▶ _TASK STATEMENT_: Search the records for the word "structured" and report each line that has it.

▶ _DATA EXTRACT_:
►

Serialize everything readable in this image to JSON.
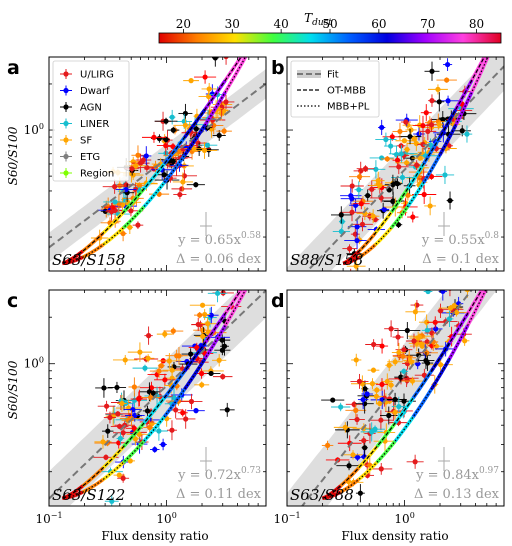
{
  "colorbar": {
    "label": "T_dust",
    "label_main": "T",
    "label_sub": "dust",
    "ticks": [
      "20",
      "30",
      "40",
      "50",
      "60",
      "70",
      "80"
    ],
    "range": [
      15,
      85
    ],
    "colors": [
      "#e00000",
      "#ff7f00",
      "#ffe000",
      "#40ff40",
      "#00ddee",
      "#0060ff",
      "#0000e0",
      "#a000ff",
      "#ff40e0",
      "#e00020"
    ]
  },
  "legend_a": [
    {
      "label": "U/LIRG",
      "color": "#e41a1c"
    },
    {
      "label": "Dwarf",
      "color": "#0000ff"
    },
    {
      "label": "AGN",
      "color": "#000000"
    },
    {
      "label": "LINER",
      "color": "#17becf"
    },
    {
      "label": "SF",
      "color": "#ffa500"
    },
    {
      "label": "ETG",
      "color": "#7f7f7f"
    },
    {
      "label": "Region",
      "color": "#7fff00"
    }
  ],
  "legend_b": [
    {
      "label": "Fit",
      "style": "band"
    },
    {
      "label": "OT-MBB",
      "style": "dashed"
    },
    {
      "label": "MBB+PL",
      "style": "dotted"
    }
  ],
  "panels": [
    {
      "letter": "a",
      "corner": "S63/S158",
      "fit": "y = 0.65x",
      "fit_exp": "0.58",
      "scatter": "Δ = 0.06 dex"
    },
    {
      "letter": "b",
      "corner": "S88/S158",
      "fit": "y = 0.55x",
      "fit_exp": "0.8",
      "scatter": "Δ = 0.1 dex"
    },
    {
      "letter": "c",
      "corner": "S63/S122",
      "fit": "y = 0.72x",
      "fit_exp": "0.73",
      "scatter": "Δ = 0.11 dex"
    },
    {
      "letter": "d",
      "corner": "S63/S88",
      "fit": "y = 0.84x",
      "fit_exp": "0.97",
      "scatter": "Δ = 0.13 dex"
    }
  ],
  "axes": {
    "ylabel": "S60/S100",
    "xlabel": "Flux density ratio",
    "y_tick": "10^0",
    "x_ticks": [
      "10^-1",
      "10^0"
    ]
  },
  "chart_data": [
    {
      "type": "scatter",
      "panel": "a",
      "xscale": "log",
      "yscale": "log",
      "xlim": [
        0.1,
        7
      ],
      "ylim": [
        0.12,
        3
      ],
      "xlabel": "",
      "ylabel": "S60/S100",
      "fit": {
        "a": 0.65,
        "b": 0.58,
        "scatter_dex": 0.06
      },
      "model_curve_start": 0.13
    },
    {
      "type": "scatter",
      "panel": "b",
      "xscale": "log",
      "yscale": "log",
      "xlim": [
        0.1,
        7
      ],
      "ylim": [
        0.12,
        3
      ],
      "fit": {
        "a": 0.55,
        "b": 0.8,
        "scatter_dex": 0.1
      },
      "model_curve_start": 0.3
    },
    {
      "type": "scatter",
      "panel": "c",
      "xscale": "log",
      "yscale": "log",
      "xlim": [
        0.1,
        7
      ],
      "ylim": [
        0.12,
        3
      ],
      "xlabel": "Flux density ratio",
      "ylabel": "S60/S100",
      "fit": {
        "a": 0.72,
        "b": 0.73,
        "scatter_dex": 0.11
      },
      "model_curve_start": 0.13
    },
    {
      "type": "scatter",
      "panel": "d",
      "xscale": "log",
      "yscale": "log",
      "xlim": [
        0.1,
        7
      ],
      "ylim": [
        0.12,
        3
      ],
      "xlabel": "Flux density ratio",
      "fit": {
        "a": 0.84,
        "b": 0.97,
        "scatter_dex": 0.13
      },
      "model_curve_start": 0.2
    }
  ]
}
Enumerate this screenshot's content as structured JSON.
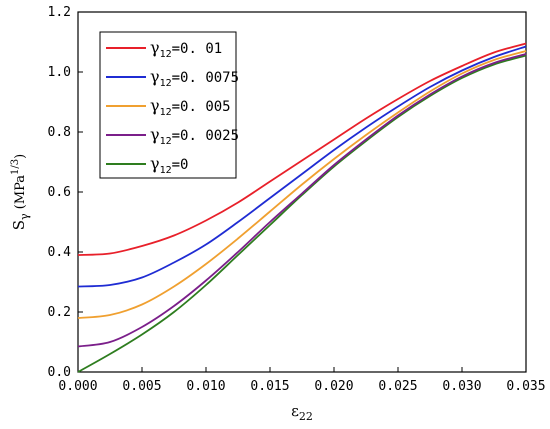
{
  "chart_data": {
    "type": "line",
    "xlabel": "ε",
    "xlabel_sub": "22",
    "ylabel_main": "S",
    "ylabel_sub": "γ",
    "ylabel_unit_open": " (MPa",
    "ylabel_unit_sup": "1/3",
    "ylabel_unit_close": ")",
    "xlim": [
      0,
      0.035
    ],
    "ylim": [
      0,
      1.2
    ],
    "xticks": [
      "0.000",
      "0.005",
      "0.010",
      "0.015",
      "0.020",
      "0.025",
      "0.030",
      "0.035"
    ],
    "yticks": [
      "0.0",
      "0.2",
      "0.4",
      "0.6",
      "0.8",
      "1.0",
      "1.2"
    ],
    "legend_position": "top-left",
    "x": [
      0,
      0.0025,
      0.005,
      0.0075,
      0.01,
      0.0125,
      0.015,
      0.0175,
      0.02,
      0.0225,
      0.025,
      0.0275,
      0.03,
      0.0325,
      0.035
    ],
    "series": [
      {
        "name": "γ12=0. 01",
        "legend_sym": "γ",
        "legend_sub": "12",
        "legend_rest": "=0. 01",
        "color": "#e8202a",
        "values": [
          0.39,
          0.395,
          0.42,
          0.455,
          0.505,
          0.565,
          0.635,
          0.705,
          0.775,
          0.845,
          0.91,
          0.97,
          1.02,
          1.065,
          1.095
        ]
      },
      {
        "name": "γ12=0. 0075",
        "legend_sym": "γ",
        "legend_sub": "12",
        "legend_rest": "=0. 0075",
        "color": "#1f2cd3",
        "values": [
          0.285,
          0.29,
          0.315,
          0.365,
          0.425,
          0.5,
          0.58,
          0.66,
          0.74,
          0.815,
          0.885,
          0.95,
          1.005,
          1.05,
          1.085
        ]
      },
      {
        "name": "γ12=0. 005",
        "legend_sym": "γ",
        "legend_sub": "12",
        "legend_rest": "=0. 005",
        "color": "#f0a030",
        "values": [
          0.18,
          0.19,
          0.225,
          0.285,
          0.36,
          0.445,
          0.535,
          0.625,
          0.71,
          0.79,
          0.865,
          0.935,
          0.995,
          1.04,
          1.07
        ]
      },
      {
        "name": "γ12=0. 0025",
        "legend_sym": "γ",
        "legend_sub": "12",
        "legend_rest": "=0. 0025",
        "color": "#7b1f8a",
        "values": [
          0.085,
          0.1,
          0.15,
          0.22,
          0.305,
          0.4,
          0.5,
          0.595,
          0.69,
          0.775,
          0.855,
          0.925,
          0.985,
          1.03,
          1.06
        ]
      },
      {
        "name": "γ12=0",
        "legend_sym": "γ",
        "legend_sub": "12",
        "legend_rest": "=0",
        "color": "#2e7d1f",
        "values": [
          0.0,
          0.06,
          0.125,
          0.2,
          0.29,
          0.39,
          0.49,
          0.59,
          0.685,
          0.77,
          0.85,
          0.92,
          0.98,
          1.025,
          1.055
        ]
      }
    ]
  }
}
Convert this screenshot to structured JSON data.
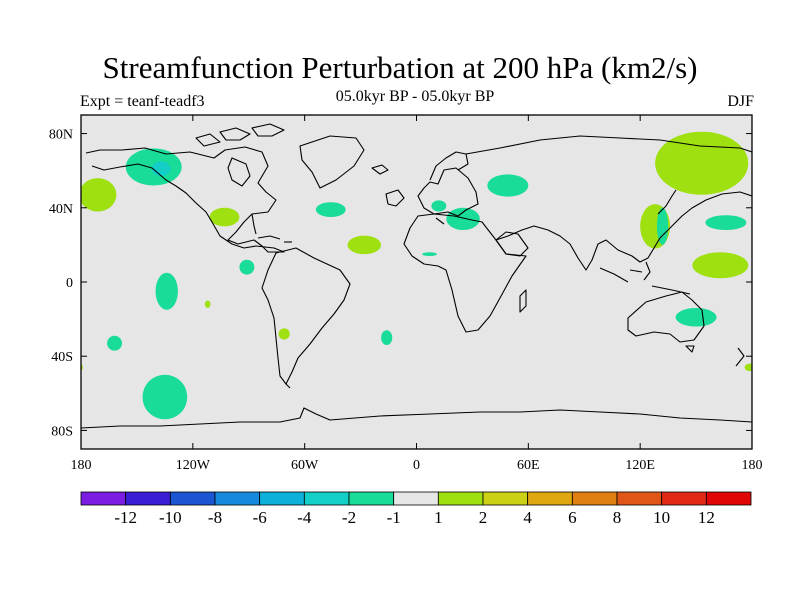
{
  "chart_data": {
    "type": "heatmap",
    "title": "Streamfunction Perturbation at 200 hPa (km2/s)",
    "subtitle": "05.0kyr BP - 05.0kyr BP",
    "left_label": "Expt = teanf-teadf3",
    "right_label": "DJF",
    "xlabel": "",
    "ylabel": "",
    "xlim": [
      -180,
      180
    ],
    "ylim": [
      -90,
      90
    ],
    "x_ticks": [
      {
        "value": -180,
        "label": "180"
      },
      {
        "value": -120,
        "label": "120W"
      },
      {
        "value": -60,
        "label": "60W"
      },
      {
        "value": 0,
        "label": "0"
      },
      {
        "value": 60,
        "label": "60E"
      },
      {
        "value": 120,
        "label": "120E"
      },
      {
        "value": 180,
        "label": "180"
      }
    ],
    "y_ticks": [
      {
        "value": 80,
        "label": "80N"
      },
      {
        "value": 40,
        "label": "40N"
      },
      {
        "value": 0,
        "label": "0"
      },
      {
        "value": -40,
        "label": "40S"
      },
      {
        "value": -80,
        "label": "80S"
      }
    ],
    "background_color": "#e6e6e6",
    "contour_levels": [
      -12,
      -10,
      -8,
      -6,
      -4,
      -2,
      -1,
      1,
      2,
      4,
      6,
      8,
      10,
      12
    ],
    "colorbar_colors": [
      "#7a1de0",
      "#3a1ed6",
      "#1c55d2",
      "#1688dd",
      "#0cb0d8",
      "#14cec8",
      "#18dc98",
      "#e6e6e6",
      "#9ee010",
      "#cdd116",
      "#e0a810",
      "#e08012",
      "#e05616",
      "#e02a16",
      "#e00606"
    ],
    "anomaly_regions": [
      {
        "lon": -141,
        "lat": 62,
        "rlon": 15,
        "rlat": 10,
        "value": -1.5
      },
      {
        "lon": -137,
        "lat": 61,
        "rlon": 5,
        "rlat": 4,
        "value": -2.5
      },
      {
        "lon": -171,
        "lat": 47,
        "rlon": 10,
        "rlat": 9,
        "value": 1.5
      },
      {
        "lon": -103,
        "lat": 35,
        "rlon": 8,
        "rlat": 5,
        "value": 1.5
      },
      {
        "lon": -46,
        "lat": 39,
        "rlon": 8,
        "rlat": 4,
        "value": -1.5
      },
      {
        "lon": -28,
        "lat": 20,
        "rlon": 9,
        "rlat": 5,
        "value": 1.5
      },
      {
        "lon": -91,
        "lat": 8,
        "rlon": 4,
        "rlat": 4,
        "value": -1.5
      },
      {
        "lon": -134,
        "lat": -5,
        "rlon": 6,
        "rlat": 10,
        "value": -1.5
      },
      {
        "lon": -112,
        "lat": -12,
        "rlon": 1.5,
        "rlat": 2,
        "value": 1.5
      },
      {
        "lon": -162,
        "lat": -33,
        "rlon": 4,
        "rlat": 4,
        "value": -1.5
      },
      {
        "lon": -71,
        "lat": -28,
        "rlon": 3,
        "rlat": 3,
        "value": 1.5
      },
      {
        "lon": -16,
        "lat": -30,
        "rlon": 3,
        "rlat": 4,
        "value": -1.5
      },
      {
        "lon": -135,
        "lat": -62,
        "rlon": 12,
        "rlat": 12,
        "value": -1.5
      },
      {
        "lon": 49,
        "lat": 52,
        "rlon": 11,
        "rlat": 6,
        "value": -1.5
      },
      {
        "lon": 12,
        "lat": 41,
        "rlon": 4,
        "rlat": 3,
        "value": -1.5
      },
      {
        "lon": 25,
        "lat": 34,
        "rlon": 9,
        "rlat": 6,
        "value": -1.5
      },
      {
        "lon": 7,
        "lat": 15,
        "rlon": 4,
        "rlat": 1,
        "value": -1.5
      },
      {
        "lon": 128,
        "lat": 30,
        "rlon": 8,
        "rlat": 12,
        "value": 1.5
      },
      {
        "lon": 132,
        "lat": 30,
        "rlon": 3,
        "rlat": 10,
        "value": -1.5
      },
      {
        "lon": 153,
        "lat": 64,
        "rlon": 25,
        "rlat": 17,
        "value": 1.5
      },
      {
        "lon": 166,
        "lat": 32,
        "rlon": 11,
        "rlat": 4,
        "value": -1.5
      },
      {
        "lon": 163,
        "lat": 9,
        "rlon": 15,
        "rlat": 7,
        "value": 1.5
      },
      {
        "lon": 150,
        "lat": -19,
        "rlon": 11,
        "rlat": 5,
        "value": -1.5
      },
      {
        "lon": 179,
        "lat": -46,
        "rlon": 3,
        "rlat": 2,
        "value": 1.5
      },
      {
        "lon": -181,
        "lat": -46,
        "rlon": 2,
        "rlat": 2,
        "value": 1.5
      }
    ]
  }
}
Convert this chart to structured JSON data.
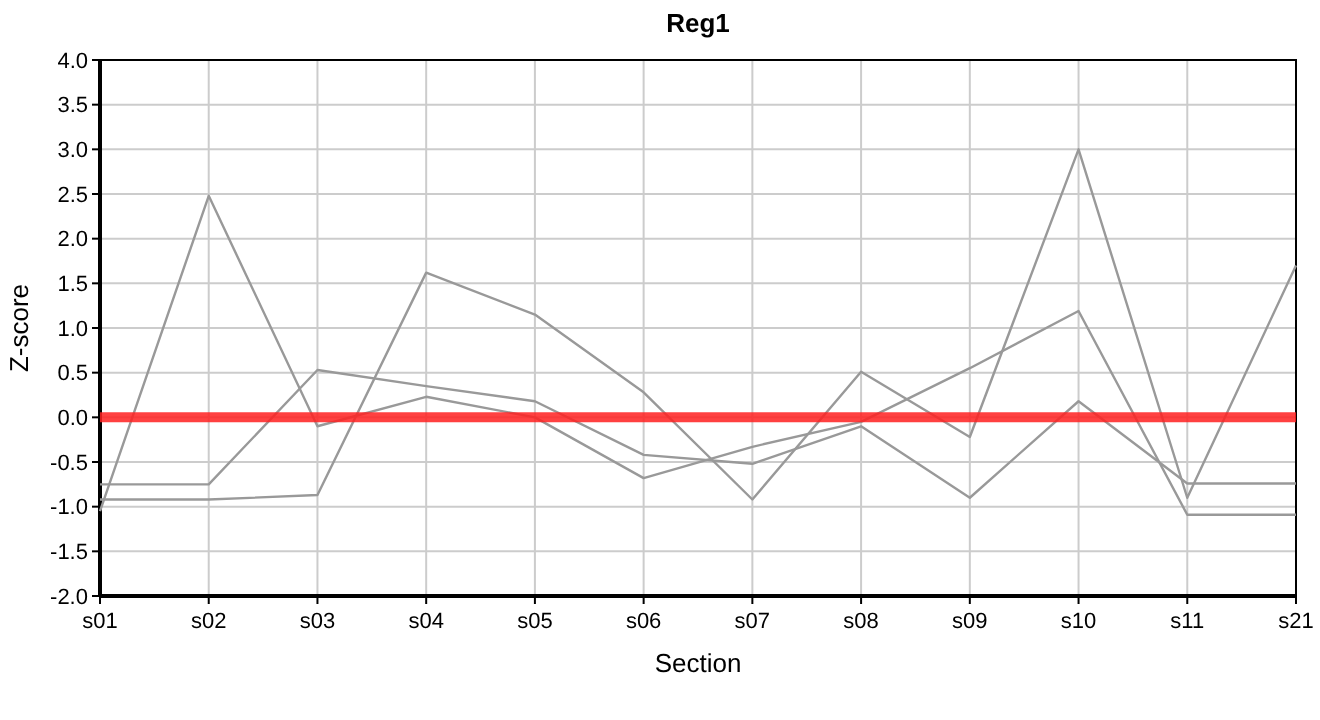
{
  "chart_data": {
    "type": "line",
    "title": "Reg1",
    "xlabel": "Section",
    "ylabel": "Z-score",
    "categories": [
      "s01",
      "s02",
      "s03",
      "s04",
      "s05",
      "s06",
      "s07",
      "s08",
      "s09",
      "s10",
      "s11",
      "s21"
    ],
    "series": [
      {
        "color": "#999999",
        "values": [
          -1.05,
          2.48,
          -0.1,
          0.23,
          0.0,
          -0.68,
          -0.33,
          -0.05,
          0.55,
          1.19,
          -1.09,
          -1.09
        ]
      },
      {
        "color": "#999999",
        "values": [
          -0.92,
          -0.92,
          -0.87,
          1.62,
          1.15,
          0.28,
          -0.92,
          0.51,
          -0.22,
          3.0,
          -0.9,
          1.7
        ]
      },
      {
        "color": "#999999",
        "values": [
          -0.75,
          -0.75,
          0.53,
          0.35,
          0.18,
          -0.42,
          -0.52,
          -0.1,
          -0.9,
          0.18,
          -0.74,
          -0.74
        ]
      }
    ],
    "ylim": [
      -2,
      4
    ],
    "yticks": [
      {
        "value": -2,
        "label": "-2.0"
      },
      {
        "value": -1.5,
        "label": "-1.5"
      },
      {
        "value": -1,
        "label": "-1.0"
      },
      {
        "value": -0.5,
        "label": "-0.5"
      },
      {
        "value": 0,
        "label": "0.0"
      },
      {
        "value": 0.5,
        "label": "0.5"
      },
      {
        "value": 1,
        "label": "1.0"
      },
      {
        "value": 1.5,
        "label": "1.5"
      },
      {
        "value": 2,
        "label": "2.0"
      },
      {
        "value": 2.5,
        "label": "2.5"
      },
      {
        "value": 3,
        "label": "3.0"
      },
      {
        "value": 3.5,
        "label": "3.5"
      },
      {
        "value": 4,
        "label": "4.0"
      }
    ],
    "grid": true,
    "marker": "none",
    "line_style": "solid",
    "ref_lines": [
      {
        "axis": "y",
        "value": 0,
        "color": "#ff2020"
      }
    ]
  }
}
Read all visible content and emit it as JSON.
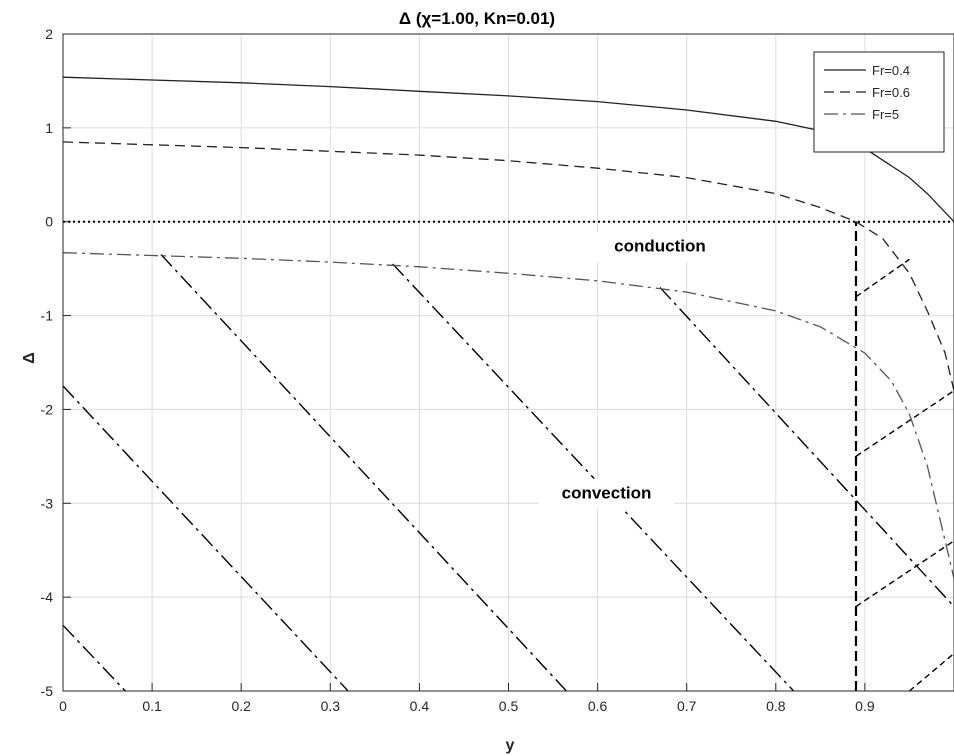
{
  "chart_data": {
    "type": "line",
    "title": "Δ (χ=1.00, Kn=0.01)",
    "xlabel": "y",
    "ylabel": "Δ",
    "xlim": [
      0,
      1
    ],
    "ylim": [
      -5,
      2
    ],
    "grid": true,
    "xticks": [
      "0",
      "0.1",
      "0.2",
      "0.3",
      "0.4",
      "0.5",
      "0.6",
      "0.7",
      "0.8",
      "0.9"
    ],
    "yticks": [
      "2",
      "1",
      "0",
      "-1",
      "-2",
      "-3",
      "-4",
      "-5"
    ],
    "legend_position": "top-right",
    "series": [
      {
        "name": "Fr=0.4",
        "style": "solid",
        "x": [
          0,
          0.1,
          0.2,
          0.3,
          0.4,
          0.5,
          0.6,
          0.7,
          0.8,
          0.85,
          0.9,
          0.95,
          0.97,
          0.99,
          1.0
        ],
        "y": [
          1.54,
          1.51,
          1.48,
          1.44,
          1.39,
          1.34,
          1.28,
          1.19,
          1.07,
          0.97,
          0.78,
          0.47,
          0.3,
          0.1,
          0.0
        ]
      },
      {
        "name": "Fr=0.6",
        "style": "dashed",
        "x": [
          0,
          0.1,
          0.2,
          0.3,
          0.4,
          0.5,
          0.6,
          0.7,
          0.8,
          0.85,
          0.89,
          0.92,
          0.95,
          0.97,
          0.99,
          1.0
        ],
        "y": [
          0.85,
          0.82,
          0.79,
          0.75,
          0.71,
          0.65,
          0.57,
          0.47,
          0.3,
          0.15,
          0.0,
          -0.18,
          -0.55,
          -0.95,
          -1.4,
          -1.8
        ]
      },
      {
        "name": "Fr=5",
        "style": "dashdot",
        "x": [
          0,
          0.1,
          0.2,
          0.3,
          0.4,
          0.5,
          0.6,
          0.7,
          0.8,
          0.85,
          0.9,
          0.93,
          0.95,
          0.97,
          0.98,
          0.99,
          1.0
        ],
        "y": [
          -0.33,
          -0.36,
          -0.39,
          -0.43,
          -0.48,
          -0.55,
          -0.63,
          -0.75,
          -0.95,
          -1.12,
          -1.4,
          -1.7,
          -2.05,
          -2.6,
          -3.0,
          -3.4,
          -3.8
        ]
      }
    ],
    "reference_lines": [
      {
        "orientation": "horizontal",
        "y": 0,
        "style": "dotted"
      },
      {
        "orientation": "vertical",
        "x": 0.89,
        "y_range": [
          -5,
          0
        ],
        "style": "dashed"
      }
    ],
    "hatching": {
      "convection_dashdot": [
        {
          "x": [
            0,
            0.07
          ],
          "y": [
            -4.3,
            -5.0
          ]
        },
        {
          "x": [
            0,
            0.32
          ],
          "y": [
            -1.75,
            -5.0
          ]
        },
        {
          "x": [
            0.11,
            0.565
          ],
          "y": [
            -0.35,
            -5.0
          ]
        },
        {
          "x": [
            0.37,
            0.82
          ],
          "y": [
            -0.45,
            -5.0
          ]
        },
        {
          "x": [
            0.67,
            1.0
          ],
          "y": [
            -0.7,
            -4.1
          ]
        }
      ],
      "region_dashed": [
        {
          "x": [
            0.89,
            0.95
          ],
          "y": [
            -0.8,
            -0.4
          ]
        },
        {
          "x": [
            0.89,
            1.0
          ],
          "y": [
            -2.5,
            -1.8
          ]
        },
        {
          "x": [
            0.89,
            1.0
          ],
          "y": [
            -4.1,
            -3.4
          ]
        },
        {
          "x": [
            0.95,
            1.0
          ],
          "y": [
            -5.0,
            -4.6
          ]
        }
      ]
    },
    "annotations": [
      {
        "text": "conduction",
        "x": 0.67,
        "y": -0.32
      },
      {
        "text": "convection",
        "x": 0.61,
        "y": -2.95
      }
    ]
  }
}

◄

▶ _TASK RESPONSE_:
Enumerate this screenshot's content as structured JSON.
Convert this screenshot to structured JSON data.
Convert this chart to structured JSON data.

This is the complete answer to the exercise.